■ Aim of the exercise
Can you pull out each line of the data below that includes the word "万多平方千米"?

-- Begin Data rows --

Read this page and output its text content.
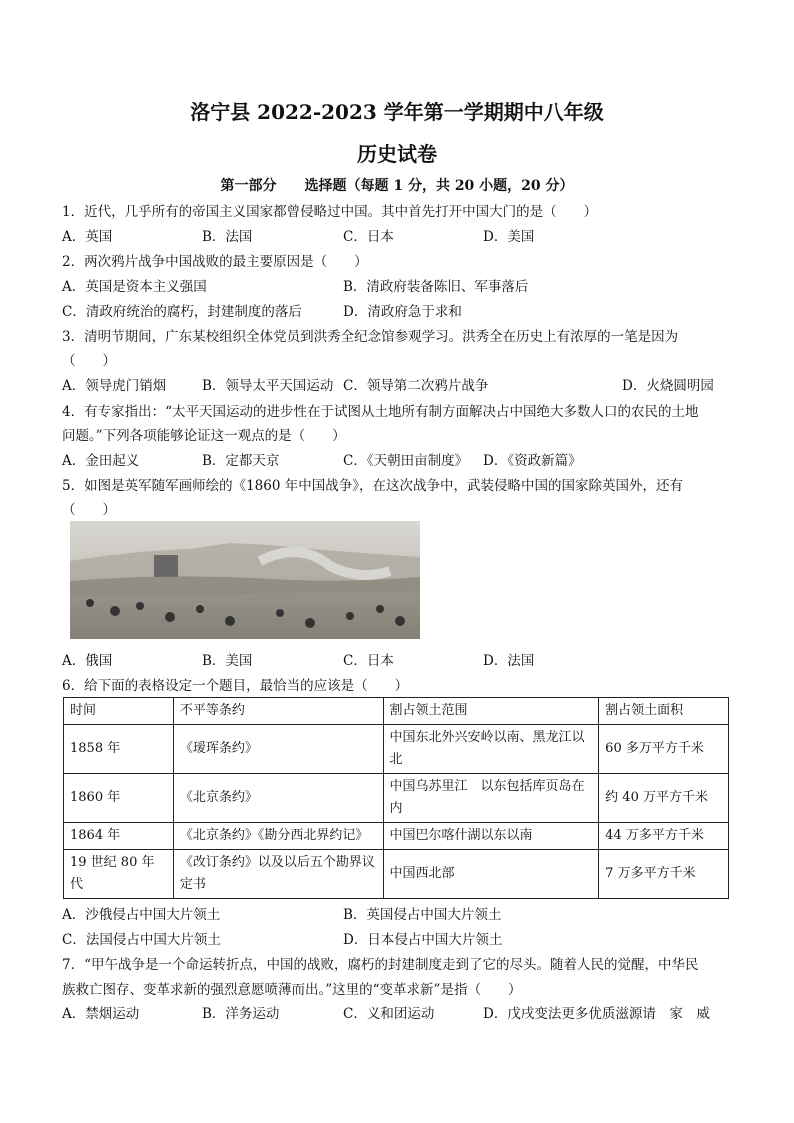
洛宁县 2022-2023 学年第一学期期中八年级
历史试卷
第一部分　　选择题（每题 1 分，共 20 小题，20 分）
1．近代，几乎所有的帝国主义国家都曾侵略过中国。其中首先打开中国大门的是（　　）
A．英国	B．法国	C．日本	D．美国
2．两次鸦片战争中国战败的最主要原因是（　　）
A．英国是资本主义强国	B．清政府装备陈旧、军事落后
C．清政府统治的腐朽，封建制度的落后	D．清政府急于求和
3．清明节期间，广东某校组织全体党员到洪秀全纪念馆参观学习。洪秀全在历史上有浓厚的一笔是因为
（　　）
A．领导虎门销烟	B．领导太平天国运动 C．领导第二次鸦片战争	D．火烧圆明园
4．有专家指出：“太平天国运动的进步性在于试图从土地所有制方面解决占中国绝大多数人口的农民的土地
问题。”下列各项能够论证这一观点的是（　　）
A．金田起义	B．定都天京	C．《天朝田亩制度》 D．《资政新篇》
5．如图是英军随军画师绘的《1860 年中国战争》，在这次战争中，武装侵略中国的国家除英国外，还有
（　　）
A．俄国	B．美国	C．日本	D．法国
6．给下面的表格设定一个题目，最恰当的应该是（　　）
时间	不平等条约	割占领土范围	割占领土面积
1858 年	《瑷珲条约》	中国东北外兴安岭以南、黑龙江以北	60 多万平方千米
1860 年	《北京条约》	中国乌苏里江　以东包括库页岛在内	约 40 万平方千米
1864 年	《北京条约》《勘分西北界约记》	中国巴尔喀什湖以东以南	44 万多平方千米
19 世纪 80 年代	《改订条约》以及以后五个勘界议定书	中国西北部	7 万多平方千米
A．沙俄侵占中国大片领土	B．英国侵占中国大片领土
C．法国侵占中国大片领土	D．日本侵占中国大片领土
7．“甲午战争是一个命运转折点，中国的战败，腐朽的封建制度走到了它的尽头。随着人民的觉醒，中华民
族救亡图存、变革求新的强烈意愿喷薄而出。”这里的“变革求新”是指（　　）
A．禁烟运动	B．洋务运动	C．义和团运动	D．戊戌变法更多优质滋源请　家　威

-- End Data rows --
-- Begin Data rows --

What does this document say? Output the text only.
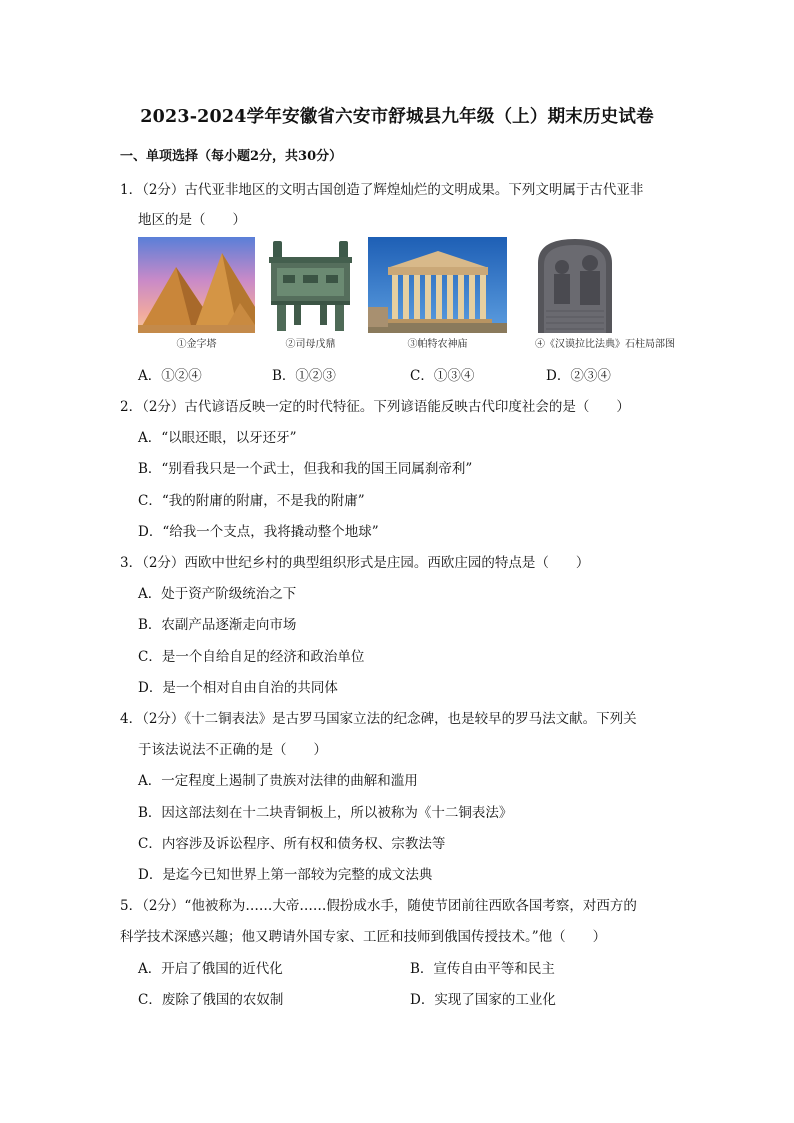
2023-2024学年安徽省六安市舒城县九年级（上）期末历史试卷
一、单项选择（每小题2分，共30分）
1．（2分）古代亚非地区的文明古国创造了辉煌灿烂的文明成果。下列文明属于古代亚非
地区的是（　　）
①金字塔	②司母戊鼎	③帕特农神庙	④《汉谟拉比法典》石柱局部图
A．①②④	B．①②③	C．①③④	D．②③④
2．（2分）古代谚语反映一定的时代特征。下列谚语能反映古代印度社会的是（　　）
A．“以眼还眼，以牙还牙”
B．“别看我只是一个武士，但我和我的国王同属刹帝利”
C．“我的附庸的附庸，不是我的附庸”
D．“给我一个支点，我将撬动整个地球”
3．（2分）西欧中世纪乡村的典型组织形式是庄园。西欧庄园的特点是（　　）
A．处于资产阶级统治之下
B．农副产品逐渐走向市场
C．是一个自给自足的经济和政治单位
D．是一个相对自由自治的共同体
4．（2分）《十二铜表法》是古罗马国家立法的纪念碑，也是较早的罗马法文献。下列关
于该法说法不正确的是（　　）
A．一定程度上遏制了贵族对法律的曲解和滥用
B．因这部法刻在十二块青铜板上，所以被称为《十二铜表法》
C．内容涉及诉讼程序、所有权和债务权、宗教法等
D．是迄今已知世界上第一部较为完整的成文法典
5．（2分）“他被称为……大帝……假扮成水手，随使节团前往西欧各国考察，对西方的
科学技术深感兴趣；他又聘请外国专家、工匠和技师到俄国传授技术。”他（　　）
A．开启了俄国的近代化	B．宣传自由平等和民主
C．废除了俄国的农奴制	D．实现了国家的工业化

-- End Data rows --

■ Problem solution
1864 年	《北京条约》《勘分西北界约记》	中国巴尔喀什湖以东以南	44 万多平方千米
19 世纪 80 年代	《改订条约》以及以后五个勘界议定书	中国西北部	7 万多平方千米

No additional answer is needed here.